Give all the lines below again, exactly, with no pictures.
%%
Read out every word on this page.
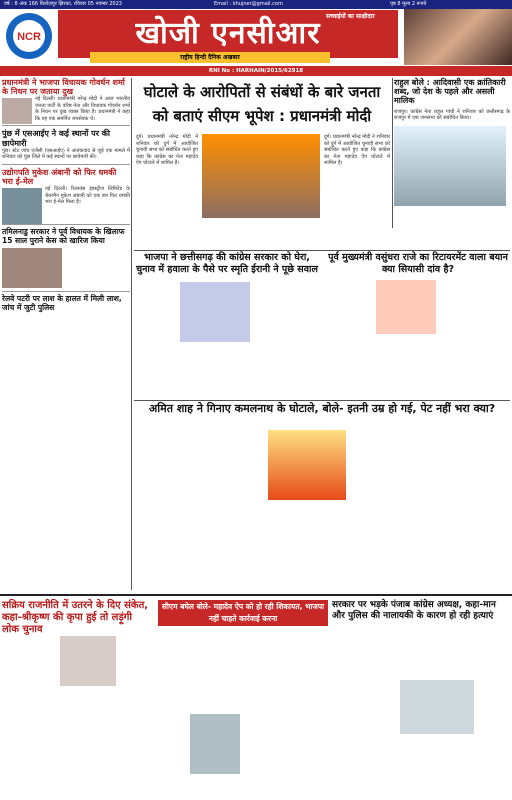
वर्ष : 8 अंक 166 फ़िरोज़पुर झिरका, रविवार 05 नवम्बर 2023	Email : khujner@gmail.com	पृष्ठ 8 मूल्य 2 रूपये
NCR	खोजी एनसीआर सच्चाईयों का साक्षीदार
राष्ट्रीय हिन्दी दैनिक अखबार
RNI No : HARHAIN/2015/62918
प्रधानमंत्री ने भाजपा विधायक गोवर्धन शर्मा के निधन पर जताया दुख
नई दिल्ली। प्रधानमंत्री नरेन्द्र मोदी ने आज भारतीय जनता पार्टी के वरिष्ठ नेता और विधायक गोवर्धन शर्मा के निधन पर दुख व्यक्त किया है। प्रधानमंत्री ने कहा कि वह एक समर्पित जनसेवक थे।
पुंछ में एसआईए ने कई स्थानों पर की छापेमारी
पुंछ। स्टेट जांच एजेंसी (एसआईए) ने आतंकवाद से जुड़े एक मामले में शनिवार को पुंछ जिले में कई स्थानों पर छापेमारी की।
उद्योगपति मुकेश अंबानी को फिर धमकी भरा ई-मेल
नई दिल्ली। रिलायंस इंडस्ट्रीज लिमिटेड के चेयरमैन मुकेश अंबानी को एक बार फिर धमकी भरा ई-मेल मिला है।
तमिलनाडु सरकार ने पूर्व विधायक के खिलाफ 15 साल पुराने केस को खारिज किया
रेलवे पटरी पर लाश के हालत में मिली लाश, जांच में जुटी पुलिस
घोटाले के आरोपितों से संबंधों के बारे जनता को बताएं सीएम भूपेश : प्रधानमंत्री मोदी
दुर्ग। प्रधानमंत्री नरेन्द्र मोदी ने शनिवार को दुर्ग में आयोजित चुनावी सभा को संबोधित करते हुए कहा कि कांग्रेस का नेता महादेव ऐप घोटाले में शामिल है।
दुर्ग। प्रधानमंत्री नरेन्द्र मोदी ने शनिवार को दुर्ग में आयोजित चुनावी सभा को संबोधित करते हुए कहा कि कांग्रेस का नेता महादेव ऐप घोटाले में शामिल है।
राहुल बोले : आदिवासी एक क्रांतिकारी शब्द, जो देश के पहले और असली मालिक
राजपुर। कांग्रेस नेता राहुल गांधी ने शनिवार को छत्तीसगढ़ के राजपुर में एक जनसभा को संबोधित किया।
भाजपा ने छत्तीसगढ़ की कांग्रेस सरकार को घेरा, चुनाव में हवाला के पैसे पर स्मृति ईरानी ने पूछे सवाल
पूर्व मुख्यमंत्री वसुंधरा राजे का रिटायरमेंट वाला बयान क्या सियासी दांव है?
अमित शाह ने गिनाए कमलनाथ के घोटाले, बोले- इतनी उम्र हो गई, पेट नहीं भरा क्या?
सक्रिय राजनीति में उतरने के दिए संकेत, कहा-श्रीकृष्ण की कृपा हुई तो लड़ूंगी लोक चुनाव
सीएम बघेल बोले- महादेव ऐप को हो रही शिकायत, भाजपा नहीं चाहते कार्रवाई करना
सरकार पर भड़के पंजाब कांग्रेस अध्यक्ष, कहा-मान और पुलिस की नालायकी के कारण हो रही हत्याएं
%%
▶ **Full solution**:
Read out every word on this page.
वर्ष : 8 अंक 166 फ़िरोज़पुर झिरका, रविवार 05 नवम्बर 2023	Email : khujner@gmail.com	पृष्ठ 8 मूल्य 2 रूपये
NCR	खोजी एनसीआर सच्चाईयों का साक्षीदार
राष्ट्रीय हिन्दी दैनिक अखबार
RNI No : HARHAIN/2015/62918
प्रधानमंत्री ने भाजपा विधायक गोवर्धन शर्मा के निधन पर जताया दुख
नई दिल्ली। प्रधानमंत्री नरेन्द्र मोदी ने आज भारतीय जनता पार्टी के वरिष्ठ नेता और विधायक गोवर्धन शर्मा के निधन पर दुख व्यक्त किया है। प्रधानमंत्री ने कहा कि वह एक समर्पित जनसेवक थे।
पुंछ में एसआईए ने कई स्थानों पर की छापेमारी
पुंछ। स्टेट जांच एजेंसी (एसआईए) ने आतंकवाद से जुड़े एक मामले में शनिवार को पुंछ जिले में कई स्थानों पर छापेमारी की।
उद्योगपति मुकेश अंबानी को फिर धमकी भरा ई-मेल
नई दिल्ली। रिलायंस इंडस्ट्रीज लिमिटेड के चेयरमैन मुकेश अंबानी को एक बार फिर धमकी भरा ई-मेल मिला है।
तमिलनाडु सरकार ने पूर्व विधायक के खिलाफ 15 साल पुराने केस को खारिज किया
रेलवे पटरी पर लाश के हालत में मिली लाश, जांच में जुटी पुलिस
घोटाले के आरोपितों से संबंधों के बारे जनता को बताएं सीएम भूपेश : प्रधानमंत्री मोदी
दुर्ग। प्रधानमंत्री नरेन्द्र मोदी ने शनिवार को दुर्ग में आयोजित चुनावी सभा को संबोधित करते हुए कहा कि कांग्रेस का नेता महादेव ऐप घोटाले में शामिल है।
दुर्ग। प्रधानमंत्री नरेन्द्र मोदी ने शनिवार को दुर्ग में आयोजित चुनावी सभा को संबोधित करते हुए कहा कि कांग्रेस का नेता महादेव ऐप घोटाले में शामिल है।
राहुल बोले : आदिवासी एक क्रांतिकारी शब्द, जो देश के पहले और असली मालिक
राजपुर। कांग्रेस नेता राहुल गांधी ने शनिवार को छत्तीसगढ़ के राजपुर में एक जनसभा को संबोधित किया।
भाजपा ने छत्तीसगढ़ की कांग्रेस सरकार को घेरा, चुनाव में हवाला के पैसे पर स्मृति ईरानी ने पूछे सवाल
पूर्व मुख्यमंत्री वसुंधरा राजे का रिटायरमेंट वाला बयान क्या सियासी दांव है?
अमित शाह ने गिनाए कमलनाथ के घोटाले, बोले- इतनी उम्र हो गई, पेट नहीं भरा क्या?
सक्रिय राजनीति में उतरने के दिए संकेत, कहा-श्रीकृष्ण की कृपा हुई तो लड़ूंगी लोक चुनाव
सीएम बघेल बोले- महादेव ऐप को हो रही शिकायत, भाजपा नहीं चाहते कार्रवाई करना
सरकार पर भड़के पंजाब कांग्रेस अध्यक्ष, कहा-मान और पुलिस की नालायकी के कारण हो रही हत्याएं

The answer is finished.